## Record list
---*---

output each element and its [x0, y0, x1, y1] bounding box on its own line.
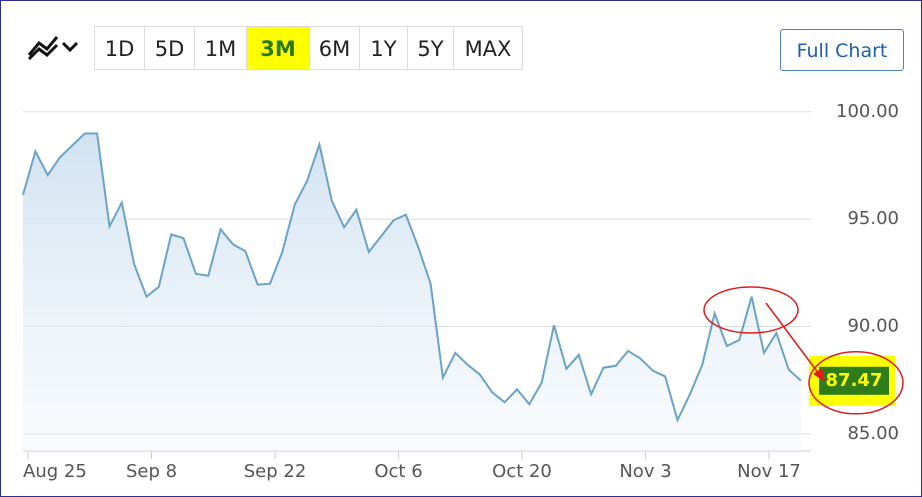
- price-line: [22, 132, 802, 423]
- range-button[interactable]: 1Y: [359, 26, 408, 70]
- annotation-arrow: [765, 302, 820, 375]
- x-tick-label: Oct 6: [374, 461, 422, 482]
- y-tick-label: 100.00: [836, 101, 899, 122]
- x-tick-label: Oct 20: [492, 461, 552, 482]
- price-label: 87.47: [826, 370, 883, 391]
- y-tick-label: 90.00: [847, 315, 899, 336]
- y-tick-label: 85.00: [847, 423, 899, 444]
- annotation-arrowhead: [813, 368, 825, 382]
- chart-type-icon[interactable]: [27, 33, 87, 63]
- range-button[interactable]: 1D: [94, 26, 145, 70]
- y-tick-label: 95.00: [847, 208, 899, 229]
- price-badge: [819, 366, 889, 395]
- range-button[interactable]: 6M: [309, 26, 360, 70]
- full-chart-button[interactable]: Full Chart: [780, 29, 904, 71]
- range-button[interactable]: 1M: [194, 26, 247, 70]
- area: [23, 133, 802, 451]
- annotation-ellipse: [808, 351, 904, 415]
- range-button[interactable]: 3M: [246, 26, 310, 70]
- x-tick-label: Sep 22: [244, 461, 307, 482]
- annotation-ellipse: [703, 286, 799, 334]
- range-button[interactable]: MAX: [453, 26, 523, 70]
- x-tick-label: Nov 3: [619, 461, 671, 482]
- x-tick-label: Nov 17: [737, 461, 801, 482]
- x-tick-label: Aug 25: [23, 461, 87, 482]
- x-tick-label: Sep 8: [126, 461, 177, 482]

---*---

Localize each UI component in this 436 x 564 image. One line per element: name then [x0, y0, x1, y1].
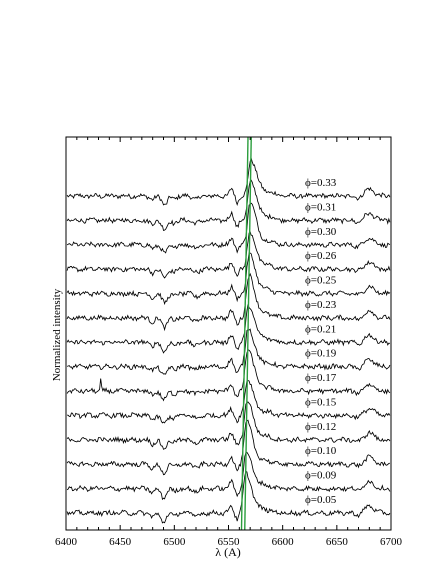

---*---

## Exercise task
Could you reproduce only the part of the items that opens with the line containing "output each element" and closes with the line containing "- x-tick-label: Oct 20: [492, 461, 552, 482]", swapping "x-tick-label" for "x-axis-label" and leaving everything else unchanged? Omit the pictures.

## Final result
output each element and its [x0, y0, x1, y1] bounding box on its own line.
- price-line: [22, 132, 802, 423]
- range-button[interactable]: 1Y: [359, 26, 408, 70]
- annotation-arrow: [765, 302, 820, 375]
- x-axis-label: Oct 6: [374, 461, 422, 482]
- y-tick-label: 100.00: [836, 101, 899, 122]
- x-axis-label: Oct 20: [492, 461, 552, 482]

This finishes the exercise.